[Collected data]
====================
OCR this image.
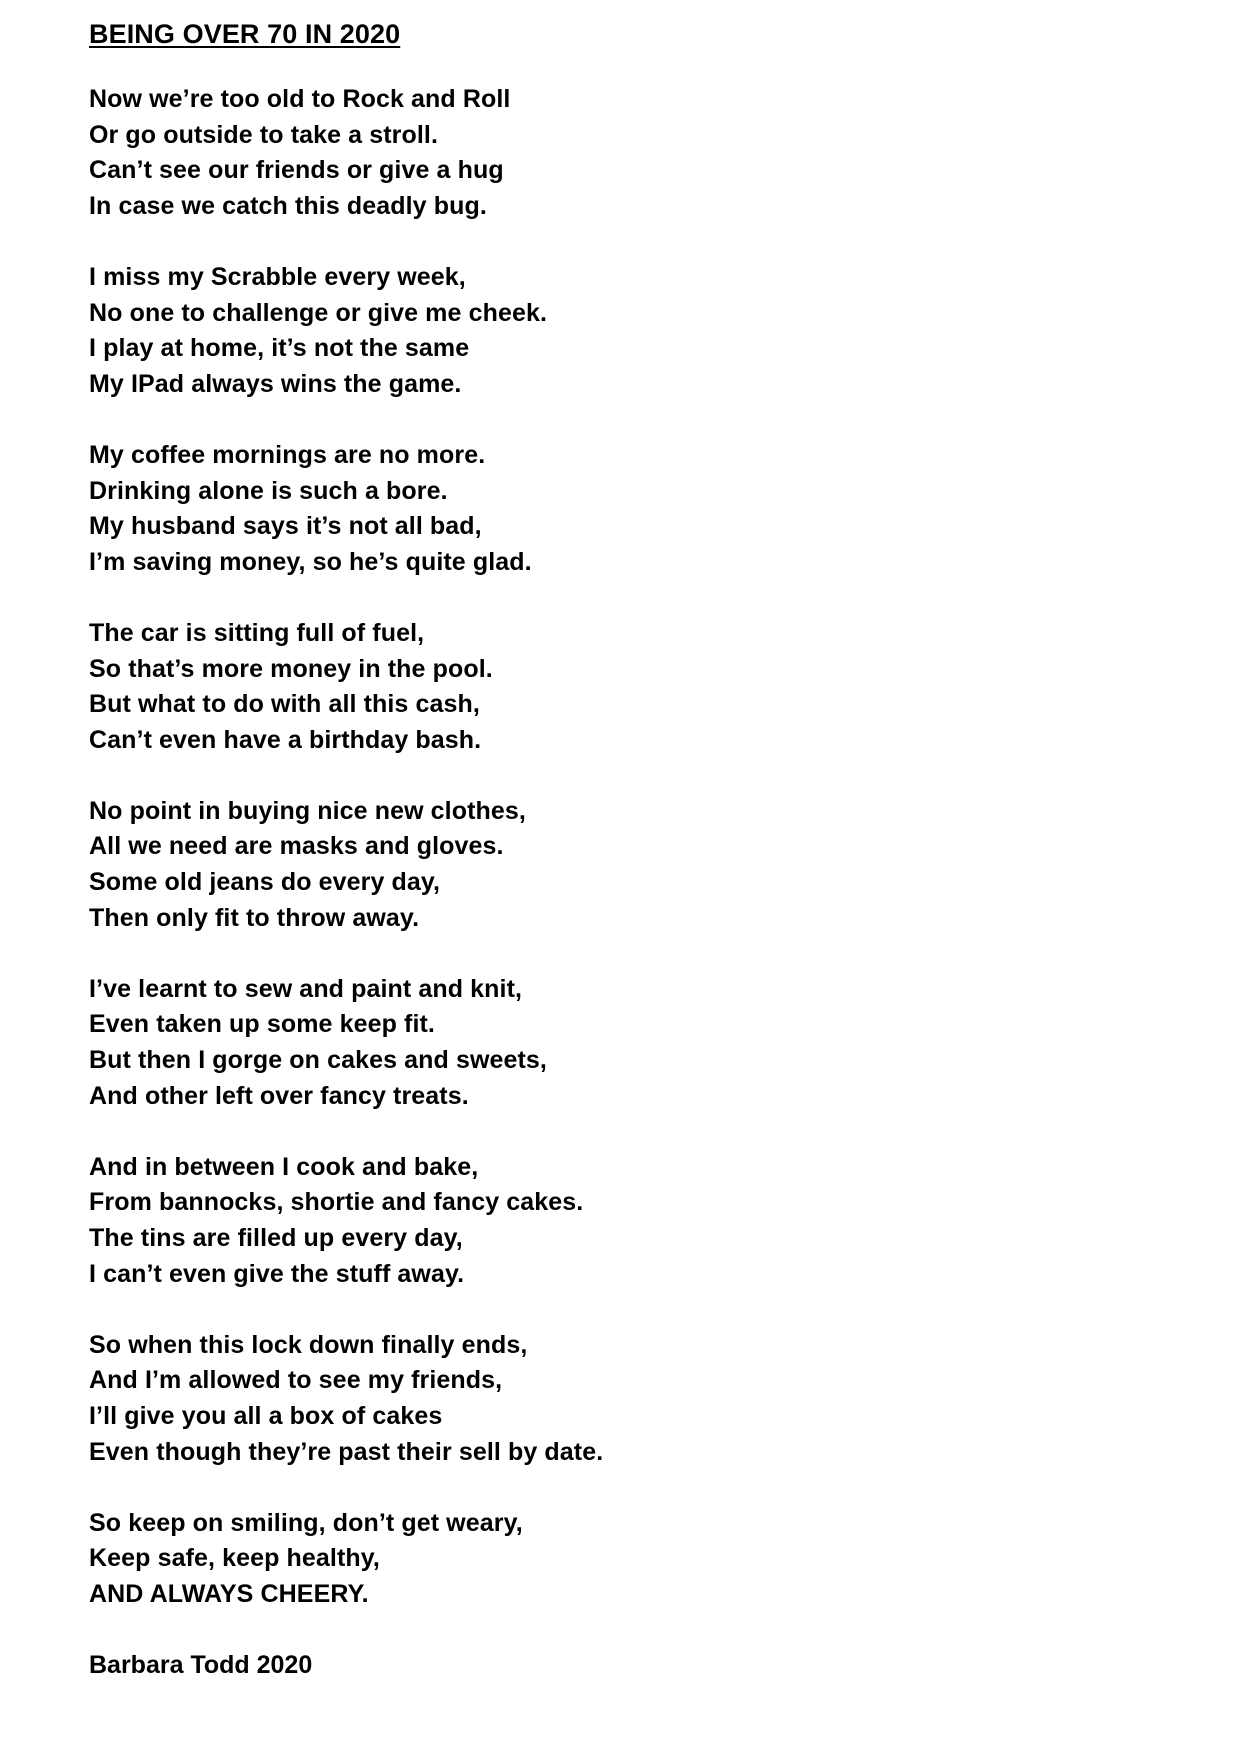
BEING OVER 70 IN 2020
Now we’re too old to Rock and Roll
Or go outside to take a stroll.
Can’t see our friends or give a hug
In case we catch this deadly bug.
I miss my Scrabble every week,
No one to challenge or give me cheek.
I play at home, it’s not the same
My IPad always wins the game.
My coffee mornings are no more.
Drinking alone is such a bore.
My husband says it’s not all bad,
I’m saving money, so he’s quite glad.
The car is sitting full of fuel,
So that’s more money in the pool.
But what to do with all this cash,
Can’t even have a birthday bash.
No point in buying nice new clothes,
All we need are masks and gloves.
Some old jeans do every day,
Then only fit to throw away.
I’ve learnt to sew and paint and knit,
Even taken up some keep fit.
But then I gorge on cakes and sweets,
And other left over fancy treats.
And in between I cook and bake,
From bannocks, shortie and fancy cakes.
The tins are filled up every day,
I can’t even give the stuff away.
So when this lock down finally ends,
And I’m allowed to see my friends,
I’ll give you all a box of cakes
Even though they’re past their sell by date.
So keep on smiling, don’t get weary,
Keep safe, keep healthy,
AND ALWAYS CHEERY.

Barbara Todd 2020
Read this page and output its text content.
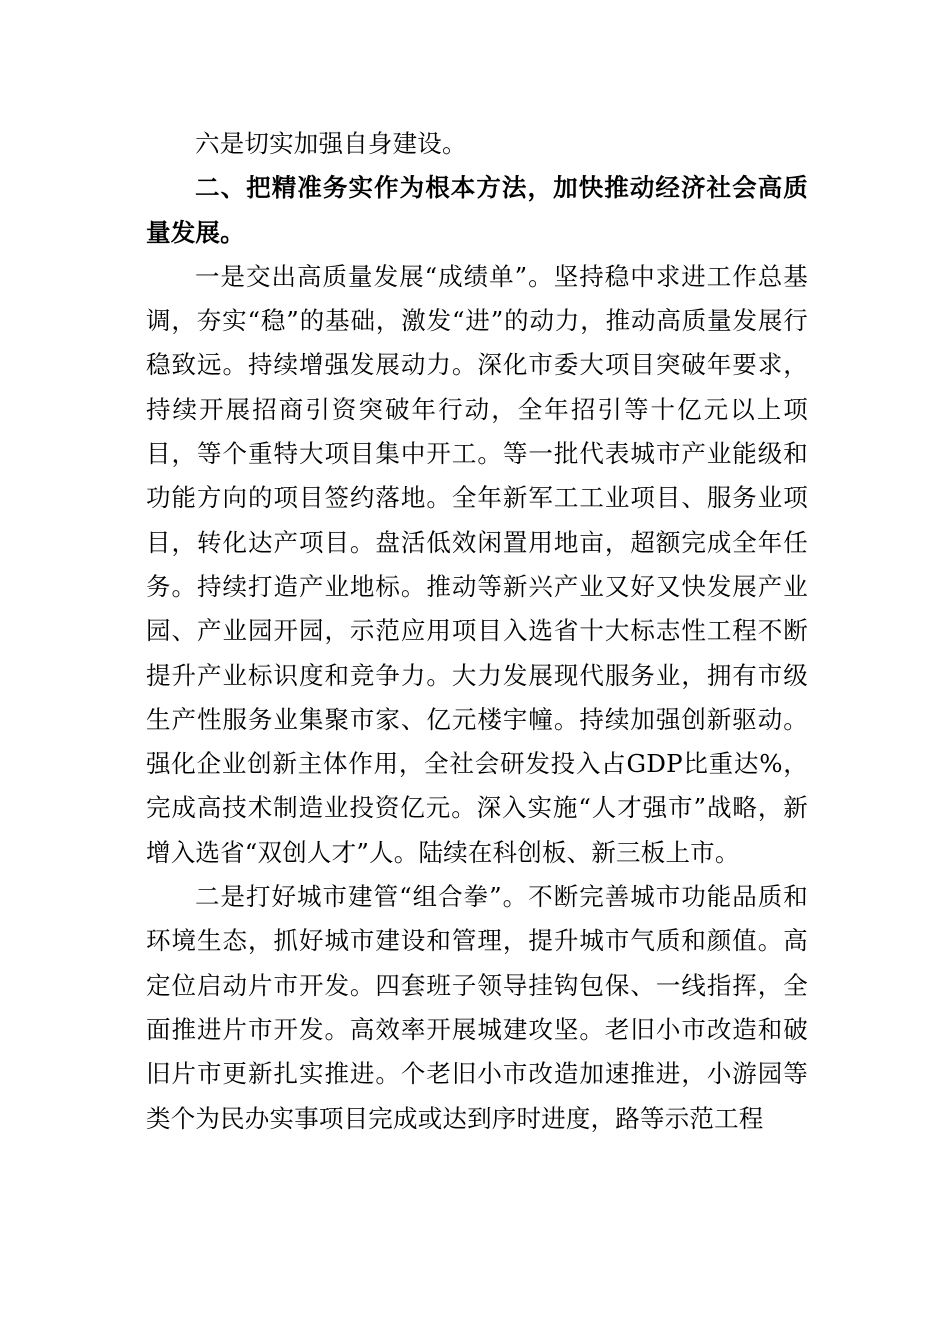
六是切实加强自身建设。

二、把精准务实作为根本方法，加快推动经济社会高质量发展。

一是交出高质量发展“成绩单”。坚持稳中求进工作总基调，夯实“稳”的基础，激发“进”的动力，推动高质量发展行稳致远。持续增强发展动力。深化市委大项目突破年要求，持续开展招商引资突破年行动，全年招引等十亿元以上项目，等个重特大项目集中开工。等一批代表城市产业能级和功能方向的项目签约落地。全年新军工工业项目、服务业项目，转化达产项目。盘活低效闲置用地亩，超额完成全年任务。持续打造产业地标。推动等新兴产业又好又快发展产业园、产业园开园，示范应用项目入选省十大标志性工程不断提升产业标识度和竞争力。大力发展现代服务业，拥有市级生产性服务业集聚市家、亿元楼宇幢。持续加强创新驱动。强化企业创新主体作用，全社会研发投入占GDP比重达%，完成高技术制造业投资亿元。深入实施“人才强市”战略，新增入选省“双创人才”人。陆续在科创板、新三板上市。

二是打好城市建管“组合拳”。不断完善城市功能品质和环境生态，抓好城市建设和管理，提升城市气质和颜值。高定位启动片市开发。四套班子领导挂钩包保、一线指挥，全面推进片市开发。高效率开展城建攻坚。老旧小市改造和破旧片市更新扎实推进。个老旧小市改造加速推进，小游园等类个为民办实事项目完成或达到序时进度，路等示范工程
====================
PROBLEM TO SOLVE: Search the data for "more" and list every line in which it occurs.

RESULT:
My coffee mornings are no more.
So that’s more money in the pool.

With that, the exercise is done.